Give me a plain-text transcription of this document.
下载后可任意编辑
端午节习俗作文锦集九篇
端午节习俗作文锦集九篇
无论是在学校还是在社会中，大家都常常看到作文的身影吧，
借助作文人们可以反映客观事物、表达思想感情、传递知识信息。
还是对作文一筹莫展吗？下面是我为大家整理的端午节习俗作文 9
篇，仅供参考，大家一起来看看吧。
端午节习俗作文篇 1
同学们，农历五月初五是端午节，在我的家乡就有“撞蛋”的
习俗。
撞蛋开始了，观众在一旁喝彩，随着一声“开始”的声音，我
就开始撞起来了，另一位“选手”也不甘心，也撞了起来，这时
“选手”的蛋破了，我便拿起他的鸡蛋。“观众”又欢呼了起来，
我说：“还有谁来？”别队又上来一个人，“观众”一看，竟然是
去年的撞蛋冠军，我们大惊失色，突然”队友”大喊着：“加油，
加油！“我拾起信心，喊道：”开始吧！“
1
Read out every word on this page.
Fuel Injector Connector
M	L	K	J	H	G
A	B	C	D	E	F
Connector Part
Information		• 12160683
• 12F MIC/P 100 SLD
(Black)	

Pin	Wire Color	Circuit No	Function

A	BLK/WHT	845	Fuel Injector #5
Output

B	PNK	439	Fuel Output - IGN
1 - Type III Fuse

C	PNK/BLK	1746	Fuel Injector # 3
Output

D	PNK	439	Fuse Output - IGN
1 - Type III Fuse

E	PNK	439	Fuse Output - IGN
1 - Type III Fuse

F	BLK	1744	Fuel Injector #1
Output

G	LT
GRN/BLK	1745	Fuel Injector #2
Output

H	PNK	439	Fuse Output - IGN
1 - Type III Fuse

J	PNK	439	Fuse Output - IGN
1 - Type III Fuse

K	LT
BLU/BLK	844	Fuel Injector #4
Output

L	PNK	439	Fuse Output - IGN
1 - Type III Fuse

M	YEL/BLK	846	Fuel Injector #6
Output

◆ WHAT THE TASK ASKS: In the records above, find the line containing "Read out every word on this page."; please retype it and every line after it through the last line, exactly and with nothing else.

◆ EXPECTED ANSWER:
Read out every word on this page.
Fuel Injector Connector
M	L	K	J	H	G
A	B	C	D	E	F
Connector Part
Information		• 12160683
• 12F MIC/P 100 SLD
(Black)	

Pin	Wire Color	Circuit No	Function

A	BLK/WHT	845	Fuel Injector #5
Output

B	PNK	439	Fuel Output - IGN
1 - Type III Fuse

C	PNK/BLK	1746	Fuel Injector # 3
Output

D	PNK	439	Fuse Output - IGN
1 - Type III Fuse

E	PNK	439	Fuse Output - IGN
1 - Type III Fuse

F	BLK	1744	Fuel Injector #1
Output

G	LT
GRN/BLK	1745	Fuel Injector #2
Output

H	PNK	439	Fuse Output - IGN
1 - Type III Fuse

J	PNK	439	Fuse Output - IGN
1 - Type III Fuse

K	LT
BLU/BLK	844	Fuel Injector #4
Output

L	PNK	439	Fuse Output - IGN
1 - Type III Fuse

M	YEL/BLK	846	Fuel Injector #6
Output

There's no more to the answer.